> **Problem description**
Extract each line where the string "反应中总共转移" shows up.

#### Data for this exercise

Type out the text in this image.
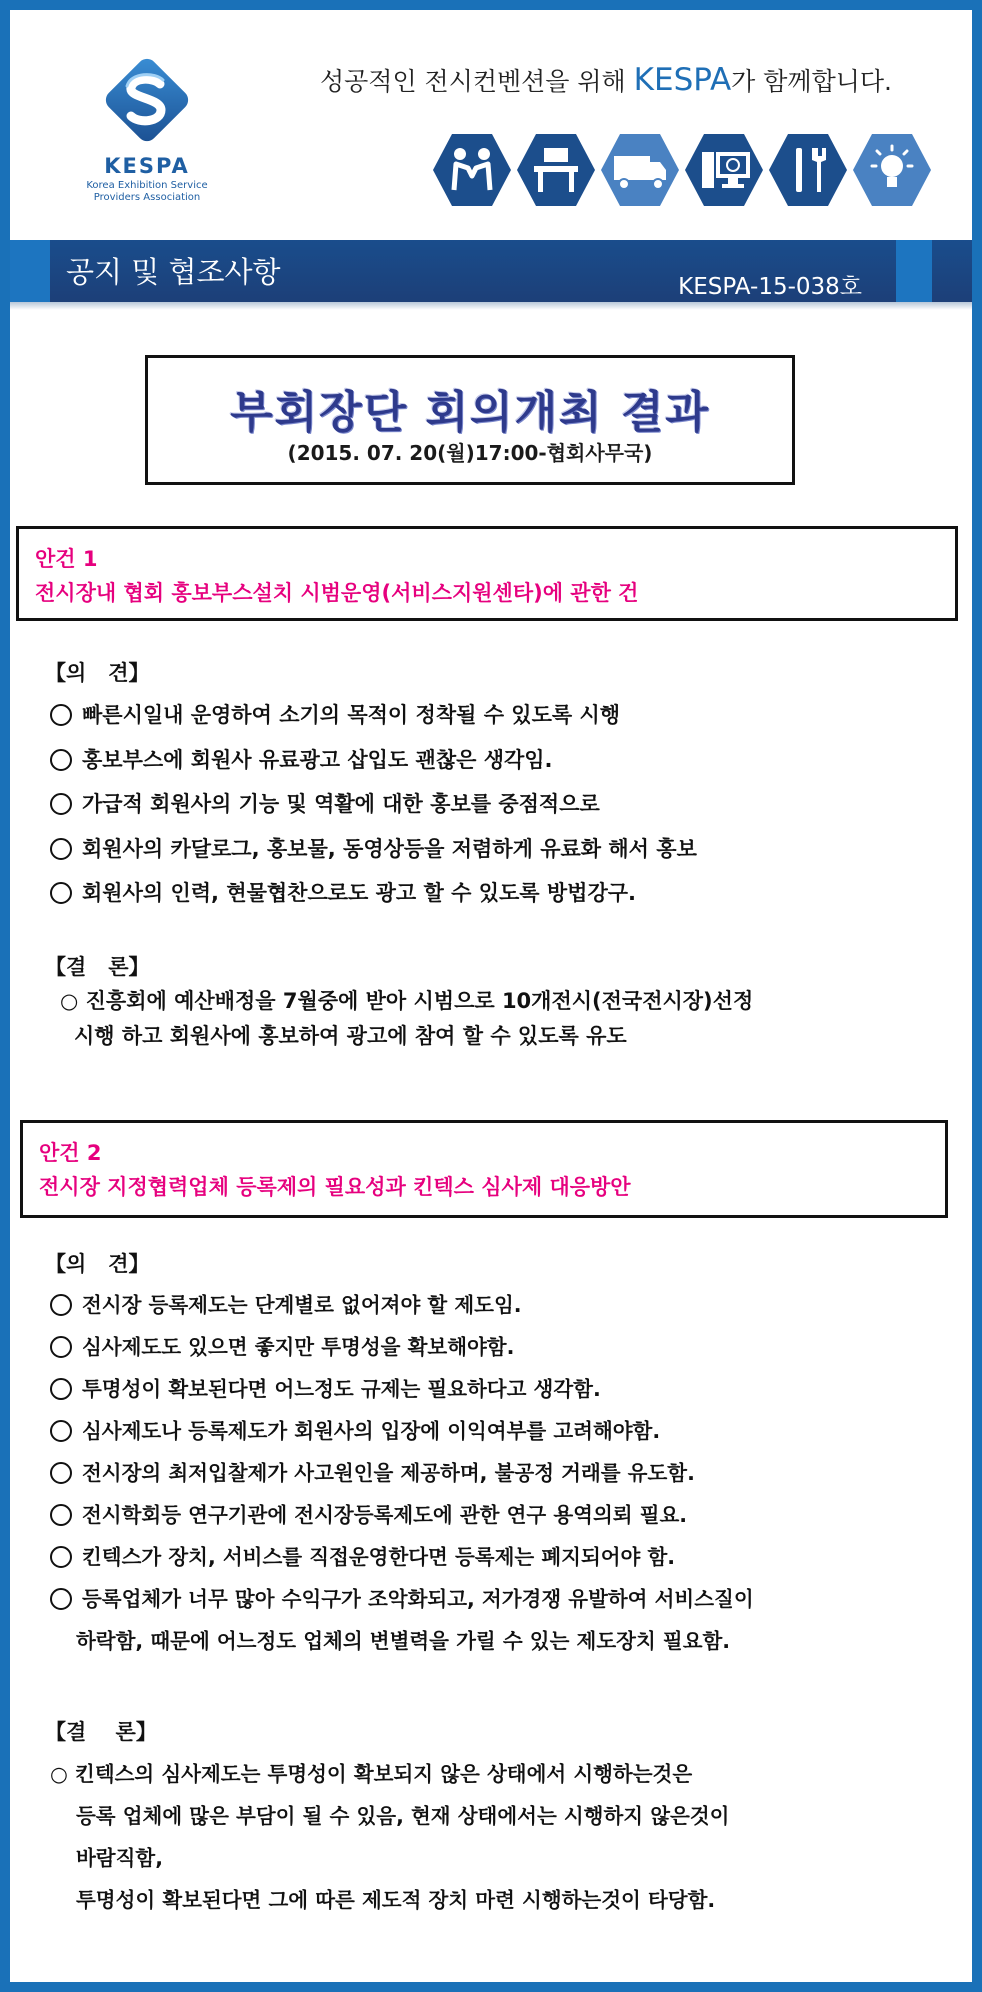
KESPA
Korea Exhibition Service
Providers Association
성공적인 전시컨벤션을 위해 KESPA가 함께합니다.
공지 및 협조사항	KESPA-15-038호
부회장단 회의개최 결과
(2015. 07. 20(월)17:00-협회사무국)
안건 1
전시장내 협회 홍보부스설치 시범운영(서비스지원센타)에 관한 건
【의   견】
빠른시일내 운영하여 소기의 목적이 정착될 수 있도록 시행
홍보부스에 회원사 유료광고 삽입도 괜찮은 생각임.
가급적 회원사의 기능 및 역활에 대한 홍보를 중점적으로
회원사의 카달로그, 홍보물, 동영상등을 저렴하게 유료화 해서 홍보
회원사의 인력, 현물협찬으로도 광고 할 수 있도록 방법강구.
【결   론】
○ 진흥회에 예산배정을 7월중에 받아 시범으로 10개전시(전국전시장)선정
시행 하고 회원사에 홍보하여 광고에 참여 할 수 있도록 유도
안건 2
전시장 지정협력업체 등록제의 필요성과 킨텍스 심사제 대응방안
【의   견】
전시장 등록제도는 단계별로 없어져야 할 제도임.
심사제도도 있으면 좋지만 투명성을 확보해야함.
투명성이 확보된다면 어느정도 규제는 필요하다고 생각함.
심사제도나 등록제도가 회원사의 입장에 이익여부를 고려해야함.
전시장의 최저입찰제가 사고원인을 제공하며, 불공정 거래를 유도함.
전시학회등 연구기관에 전시장등록제도에 관한 연구 용역의뢰 필요.
킨텍스가 장치, 서비스를 직접운영한다면 등록제는 폐지되어야 함.
등록업체가 너무 많아 수익구가 조악화되고, 저가경쟁 유발하여 서비스질이
하락함, 때문에 어느정도 업체의 변별력을 가릴 수 있는 제도장치 필요함.
【결    론】
○ 킨텍스의 심사제도는 투명성이 확보되지 않은 상태에서 시행하는것은
등록 업체에 많은 부담이 될 수 있음, 현재 상태에서는 시행하지 않은것이
바람직함,
투명성이 확보된다면 그에 따른 제도적 장치 마련 시행하는것이 타당함.
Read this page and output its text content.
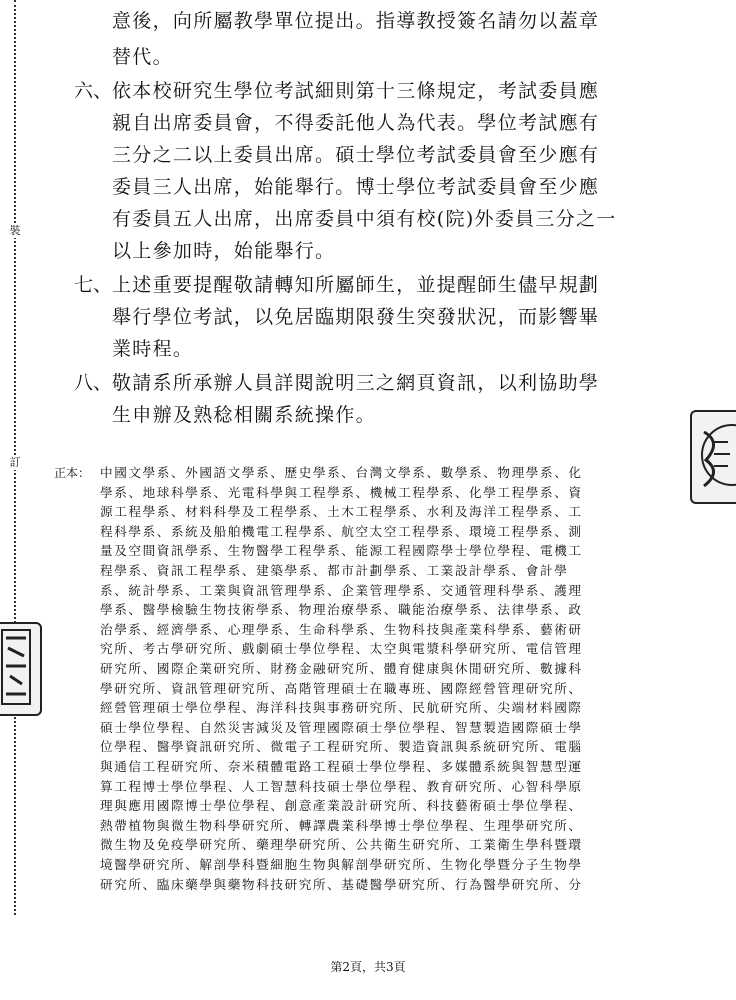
裝
訂
意後，向所屬教學單位提出。指導教授簽名請勿以蓋章
替代。
六、 依本校研究生學位考試細則第十三條規定，考試委員應
親自出席委員會，不得委託他人為代表。學位考試應有
三分之二以上委員出席。碩士學位考試委員會至少應有
委員三人出席，始能舉行。博士學位考試委員會至少應
有委員五人出席，出席委員中須有校(院)外委員三分之一
以上參加時，始能舉行。
七、 上述重要提醒敬請轉知所屬師生，並提醒師生儘早規劃
舉行學位考試，以免居臨期限發生突發狀況，而影響畢
業時程。
八、 敬請系所承辦人員詳閱說明三之網頁資訊，以利協助學
生申辦及熟稔相關系統操作。
正本： 中國文學系、外國語文學系、歷史學系、台灣文學系、數學系、物理學系、化
學系、地球科學系、光電科學與工程學系、機械工程學系、化學工程學系、資
源工程學系、材料科學及工程學系、土木工程學系、水利及海洋工程學系、工
程科學系、系統及船舶機電工程學系、航空太空工程學系、環境工程學系、測
量及空間資訊學系、生物醫學工程學系、能源工程國際學士學位學程、電機工
程學系、資訊工程學系、建築學系、都市計劃學系、工業設計學系、會計學
系、統計學系、工業與資訊管理學系、企業管理學系、交通管理科學系、護理
學系、醫學檢驗生物技術學系、物理治療學系、職能治療學系、法律學系、政
治學系、經濟學系、心理學系、生命科學系、生物科技與產業科學系、藝術研
究所、考古學研究所、戲劇碩士學位學程、太空與電漿科學研究所、電信管理
研究所、國際企業研究所、財務金融研究所、體育健康與休閒研究所、數據科
學研究所、資訊管理研究所、高階管理碩士在職專班、國際經營管理研究所、
經營管理碩士學位學程、海洋科技與事務研究所、民航研究所、尖端材料國際
碩士學位學程、自然災害減災及管理國際碩士學位學程、智慧製造國際碩士學
位學程、醫學資訊研究所、微電子工程研究所、製造資訊與系統研究所、電腦
與通信工程研究所、奈米積體電路工程碩士學位學程、多媒體系統與智慧型運
算工程博士學位學程、人工智慧科技碩士學位學程、教育研究所、心智科學原
理與應用國際博士學位學程、創意產業設計研究所、科技藝術碩士學位學程、
熱帶植物與微生物科學研究所、轉譯農業科學博士學位學程、生理學研究所、
微生物及免疫學研究所、藥理學研究所、公共衛生研究所、工業衛生學科暨環
境醫學研究所、解剖學科暨細胞生物與解剖學研究所、生物化學暨分子生物學
研究所、臨床藥學與藥物科技研究所、基礎醫學研究所、行為醫學研究所、分
第2頁，共3頁
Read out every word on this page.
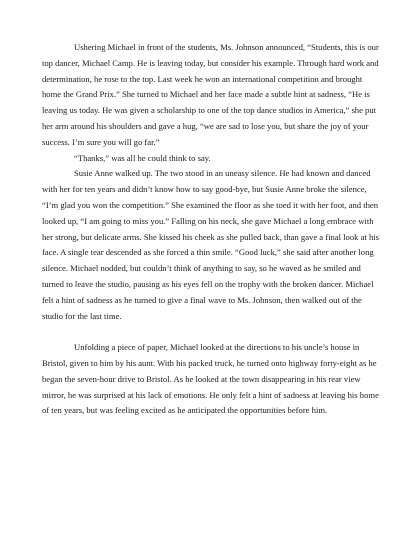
Ushering Michael in front of the students, Ms. Johnson announced, “Students, this is our top dancer, Michael Camp. He is leaving today, but consider his example. Through hard work and determination, he rose to the top. Last week he won an international competition and brought home the Grand Prix.” She turned to Michael and her face made a subtle hint at sadness, “He is leaving us today. He was given a scholarship to one of the top dance studios in America,” she put her arm around his shoulders and gave a hug, “we are sad to lose you, but share the joy of your success. I’m sure you will go far.”

“Thanks,” was all he could think to say.

Susie Anne walked up. The two stood in an uneasy silence. He had known and danced with her for ten years and didn’t know how to say good-bye, but Susie Anne broke the silence, “I’m glad you won the competition.” She examined the floor as she toed it with her foot, and then looked up, “I am going to miss you.” Falling on his neck, she gave Michael a long embrace with her strong, but delicate arms. She kissed his cheek as she pulled back, than gave a final look at his face. A single tear descended as she forced a thin smile. “Good luck,” she said after another long silence. Michael nodded, but couldn’t think of anything to say, so he waved as he smiled and turned to leave the studio, pausing as his eyes fell on the trophy with the broken dancer. Michael felt a hint of sadness as he turned to give a final wave to Ms. Johnson, then walked out of the studio for the last time.

Unfolding a piece of paper, Michael looked at the directions to his uncle’s house in Bristol, given to him by his aunt. With his packed truck, he turned onto highway forty-eight as he began the seven-hour drive to Bristol. As he looked at the town disappearing in his rear view mirror, he was surprised at his lack of emotions. He only felt a hint of sadness at leaving his home of ten years, but was feeling excited as he anticipated the opportunities before him.
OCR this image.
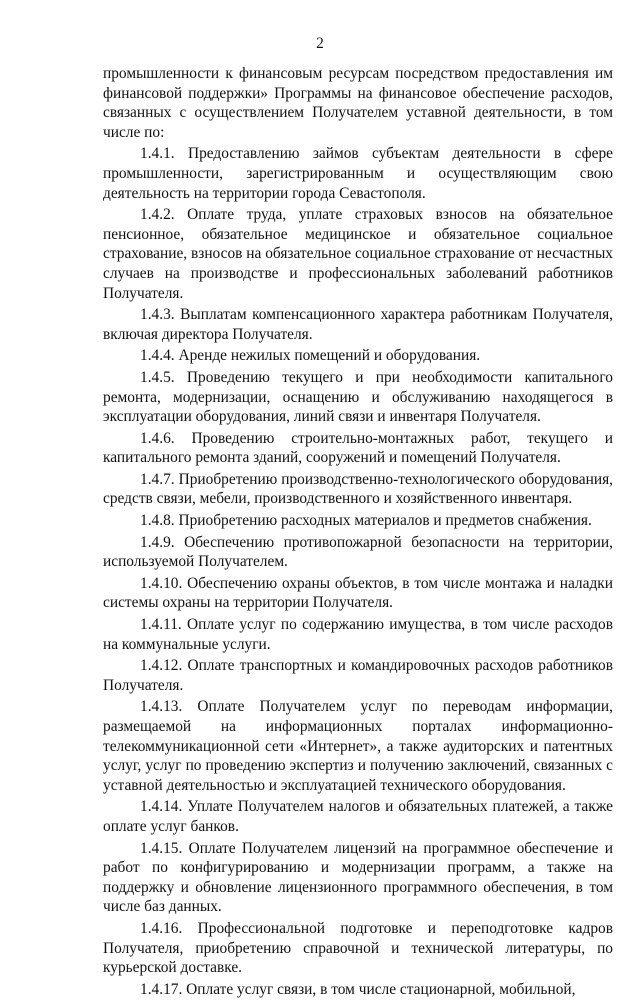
2

промышленности к финансовым ресурсам посредством предоставления им финансовой поддержки» Программы на финансовое обеспечение расходов, связанных с осуществлением Получателем уставной деятельности, в том числе по:

1.4.1. Предоставлению займов субъектам деятельности в сфере промышленности, зарегистрированным и осуществляющим свою деятельность на территории города Севастополя.

1.4.2. Оплате труда, уплате страховых взносов на обязательное пенсионное, обязательное медицинское и обязательное социальное страхование, взносов на обязательное социальное страхование от несчастных случаев на производстве и профессиональных заболеваний работников Получателя.

1.4.3. Выплатам компенсационного характера работникам Получателя, включая директора Получателя.

1.4.4. Аренде нежилых помещений и оборудования.

1.4.5. Проведению текущего и при необходимости капитального ремонта, модернизации, оснащению и обслуживанию находящегося в эксплуатации оборудования, линий связи и инвентаря Получателя.

1.4.6. Проведению строительно-монтажных работ, текущего и капитального ремонта зданий, сооружений и помещений Получателя.

1.4.7. Приобретению производственно-технологического оборудования, средств связи, мебели, производственного и хозяйственного инвентаря.

1.4.8. Приобретению расходных материалов и предметов снабжения.

1.4.9. Обеспечению противопожарной безопасности на территории, используемой Получателем.

1.4.10. Обеспечению охраны объектов, в том числе монтажа и наладки системы охраны на территории Получателя.

1.4.11. Оплате услуг по содержанию имущества, в том числе расходов на коммунальные услуги.

1.4.12. Оплате транспортных и командировочных расходов работников Получателя.

1.4.13. Оплате Получателем услуг по переводам информации, размещаемой на информационных порталах информационно-телекоммуникационной сети «Интернет», а также аудиторских и патентных услуг, услуг по проведению экспертиз и получению заключений, связанных с уставной деятельностью и эксплуатацией технического оборудования.

1.4.14. Уплате Получателем налогов и обязательных платежей, а также оплате услуг банков.

1.4.15. Оплате Получателем лицензий на программное обеспечение и работ по конфигурированию и модернизации программ, а также на поддержку и обновление лицензионного программного обеспечения, в том числе баз данных.

1.4.16. Профессиональной подготовке и переподготовке кадров Получателя, приобретению справочной и технической литературы, по курьерской доставке.

1.4.17. Оплате услуг связи, в том числе стационарной, мобильной,
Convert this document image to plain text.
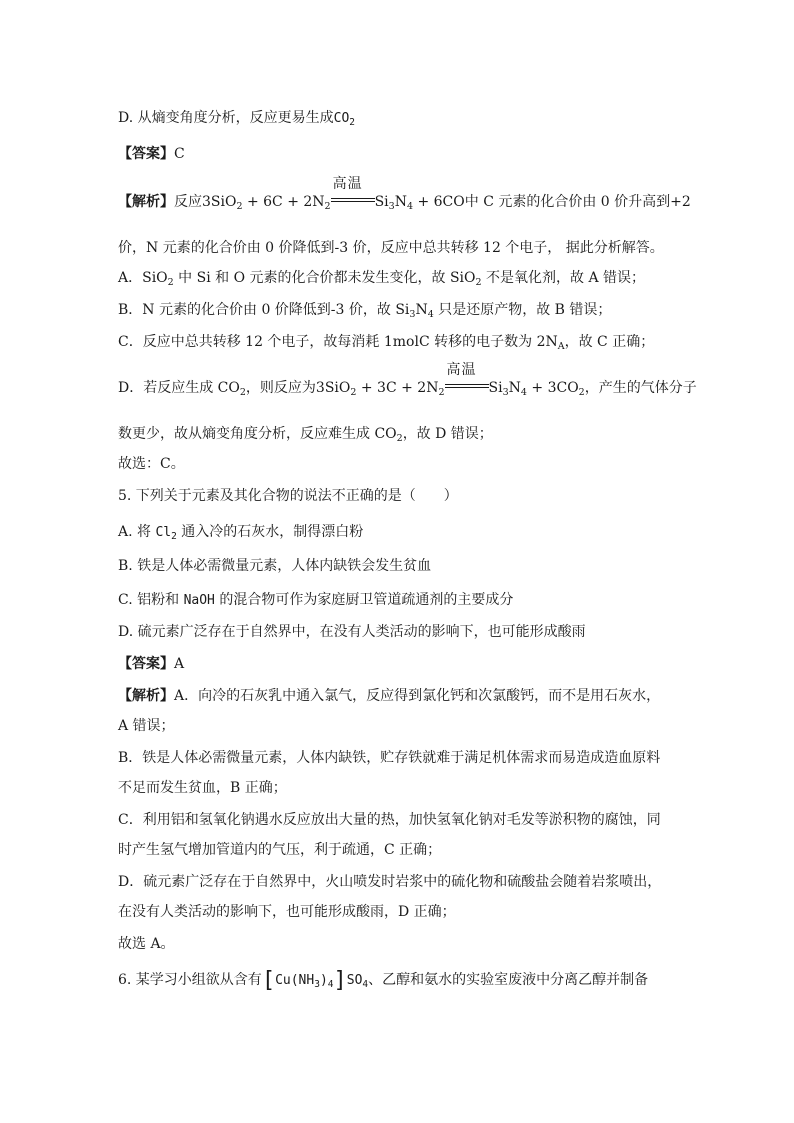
D. 从熵变角度分析，反应更易生成$CO_2$
【答案】C
【解析】反应$3SiO_2 + 6C + 2N_2$
高温
$Si_3N_4 + 6CO$中 C 元素的化合价由 0 价升高到+2
价，N 元素的化合价由 0 价降低到-3 价，反应中总共转移 12 个电子， 据此分析解答。
A．SiO$_2$ 中 Si 和 O 元素的化合价都未发生变化，故 SiO$_2$ 不是氧化剂，故 A 错误；
B．N 元素的化合价由 0 价降低到-3 价，故 $Si_3N_4$ 只是还原产物，故 B 错误；
C．反应中总共转移 12 个电子，故每消耗 1molC 转移的电子数为 $2N_A$，故 C 正确；
D．若反应生成 $CO_2$，则反应为$3SiO_2 + 3C + 2N_2$
高温
$Si_3N_4 + 3CO_2$，产生的气体分子
数更少，故从熵变角度分析，反应难生成 $CO_2$，故 D 错误；
故选：C。
5. 下列关于元素及其化合物的说法不正确的是（　　）
A. 将 $Cl_2$ 通入冷的石灰水，制得漂白粉
B. 铁是人体必需微量元素，人体内缺铁会发生贫血
C. 铝粉和 NaOH 的混合物可作为家庭厨卫管道疏通剂的主要成分
D. 硫元素广泛存在于自然界中，在没有人类活动的影响下，也可能形成酸雨
【答案】A
【解析】A．向冷的石灰乳中通入氯气，反应得到氯化钙和次氯酸钙，而不是用石灰水，
A 错误；
B．铁是人体必需微量元素，人体内缺铁，贮存铁就难于满足机体需求而易造成造血原料
不足而发生贫血，B 正确；
C．利用铝和氢氧化钠遇水反应放出大量的热，加快氢氧化钠对毛发等淤积物的腐蚀，同
时产生氢气增加管道内的气压，利于疏通，C 正确；
D．硫元素广泛存在于自然界中，火山喷发时岩浆中的硫化物和硫酸盐会随着岩浆喷出，
在没有人类活动的影响下，也可能形成酸雨，D 正确；
故选 A。
6. 某学习小组欲从含有$[Cu(NH_3)_4]SO_4$、乙醇和氨水的实验室废液中分离乙醇并制备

########

> **Result for this task**
价，N 元素的化合价由 0 价降低到-3 价，反应中总共转移 12 个电子， 据此分析解答。
C．反应中总共转移 12 个电子，故每消耗 1molC 转移的电子数为 $2N_A$，故 C 正确；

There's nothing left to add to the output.